— START —

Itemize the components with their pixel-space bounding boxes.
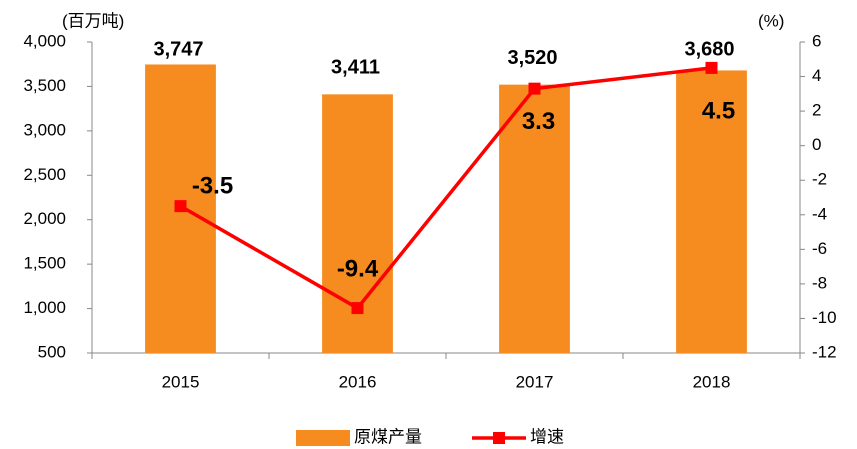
legend-label: 增速 [530, 427, 564, 446]
bar-value-label: 3,680 [684, 38, 734, 60]
y-tick-label: 2,000 [23, 209, 66, 228]
y-tick-label: 1,500 [23, 254, 66, 273]
line-value-label: -9.4 [337, 255, 379, 282]
y2-tick-label: -8 [812, 273, 827, 292]
y2-tick-label: 2 [812, 101, 821, 120]
y-tick-label: 3,500 [23, 76, 66, 95]
y2-tick-label: -10 [812, 308, 837, 327]
line-value-label: -3.5 [192, 172, 233, 199]
legend-swatch [493, 432, 505, 444]
y-tick-label: 4,000 [23, 31, 66, 50]
bar [676, 70, 747, 353]
line-marker [351, 302, 364, 315]
line [179, 66, 712, 311]
legend-swatch [296, 430, 350, 446]
line-value-label: 4.5 [702, 97, 735, 124]
bar [499, 84, 570, 353]
y-axis-label: (百万吨) [62, 11, 124, 30]
line-marker [528, 82, 541, 95]
y2-tick-label: -2 [812, 170, 827, 189]
x-tick-label: 2018 [693, 372, 731, 391]
y2-tick-label: -12 [812, 342, 837, 361]
y-tick-label: 1,000 [23, 298, 66, 317]
legend-label: 原煤产量 [354, 427, 422, 446]
bar-value-label: 3,747 [153, 38, 203, 60]
bar-value-label: 3,520 [507, 47, 557, 69]
y-tick-label: 3,000 [23, 120, 66, 139]
line-marker [705, 61, 718, 74]
x-tick-label: 2016 [339, 372, 377, 391]
line-value-label: 3.3 [522, 108, 555, 135]
y2-tick-label: -4 [812, 204, 827, 223]
y2-axis-label: (%) [758, 11, 784, 30]
y2-tick-label: 0 [812, 135, 821, 154]
y2-tick-label: -6 [812, 239, 827, 258]
y2-tick-label: 4 [812, 66, 821, 85]
bar-value-label: 3,411 [331, 57, 380, 79]
line-marker [174, 200, 187, 213]
x-tick-label: 2017 [516, 372, 554, 391]
bar [322, 94, 393, 354]
y-tick-label: 2,500 [23, 165, 66, 184]
y2-tick-label: 6 [812, 31, 821, 50]
x-tick-label: 2015 [162, 372, 200, 391]
y-tick-label: 500 [38, 342, 66, 361]
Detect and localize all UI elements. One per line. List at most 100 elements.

— END —

- WHAT THE EXERCISE ASKS -
Format every line of the data above as a JSON list of strings, one string per line, skipping blank lines and leaving out the pictures.

- FINISHED EXERCISE -
[
  "Itemize the components with their pixel-space bounding boxes.",
  "legend-label: 增速 [530, 427, 564, 446]",
  "bar-value-label: 3,680 [684, 38, 734, 60]",
  "y-tick-label: 2,000 [23, 209, 66, 228]",
  "y-tick-label: 1,500 [23, 254, 66, 273]",
  "line-value-label: -9.4 [337, 255, 379, 282]",
  "y2-tick-label: -8 [812, 273, 827, 292]",
  "y2-tick-label: 2 [812, 101, 821, 120]",
  "y-tick-label: 3,500 [23, 76, 66, 95]",
  "y2-tick-label: -10 [812, 308, 837, 327]",
  "line-value-label: -3.5 [192, 172, 233, 199]",
  "legend-swatch [493, 432, 505, 444]",
  "y-tick-label: 4,000 [23, 31, 66, 50]",
  "bar [676, 70, 747, 353]",
  "line-marker [351, 302, 364, 315]",
  "line [179, 66, 712, 311]",
  "legend-swatch [296, 430, 350, 446]",
  "line-value-label: 4.5 [702, 97, 735, 124]",
  "bar [499, 84, 570, 353]",
  "y-axis-label: (百万吨) [62, 11, 124, 30]",
  "line-marker [528, 82, 541, 95]",
  "y2-tick-label: -2 [812, 170, 827, 189]",
  "x-tick-label: 2018 [693, 372, 731, 391]",
  "y2-tick-label: -12 [812, 342, 837, 361]",
  "y-tick-label: 1,000 [23, 298, 66, 317]",
  "legend-label: 原煤产量 [354, 427, 422, 446]",
  "bar-value-label: 3,747 [153, 38, 203, 60]",
  "bar-value-label: 3,520 [507, 47, 557, 69]",
  "y-tick-label: 3,000 [23, 120, 66, 139]",
  "line-marker [705, 61, 718, 74]",
  "x-tick-label: 2016 [339, 372, 377, 391]",
  "line-value-label: 3.3 [522, 108, 555, 135]",
  "y2-tick-label: -4 [812, 204, 827, 223]",
  "y2-axis-label: (%) [758, 11, 784, 30]",
  "y2-tick-label: 0 [812, 135, 821, 154]",
  "y2-tick-label: -6 [812, 239, 827, 258]",
  "y2-tick-label: 4 [812, 66, 821, 85]",
  "bar-value-label: 3,411 [331, 57, 380, 79]",
  "line-marker [174, 200, 187, 213]",
  "x-tick-label: 2017 [516, 372, 554, 391]",
  "bar [322, 94, 393, 354]",
  "y-tick-label: 2,500 [23, 165, 66, 184]",
  "y2-tick-label: 6 [812, 31, 821, 50]",
  "x-tick-label: 2015 [162, 372, 200, 391]",
  "y-tick-label: 500 [38, 342, 66, 361]",
  "Detect and localize all UI elements. One per line. List at most 100 elements."
]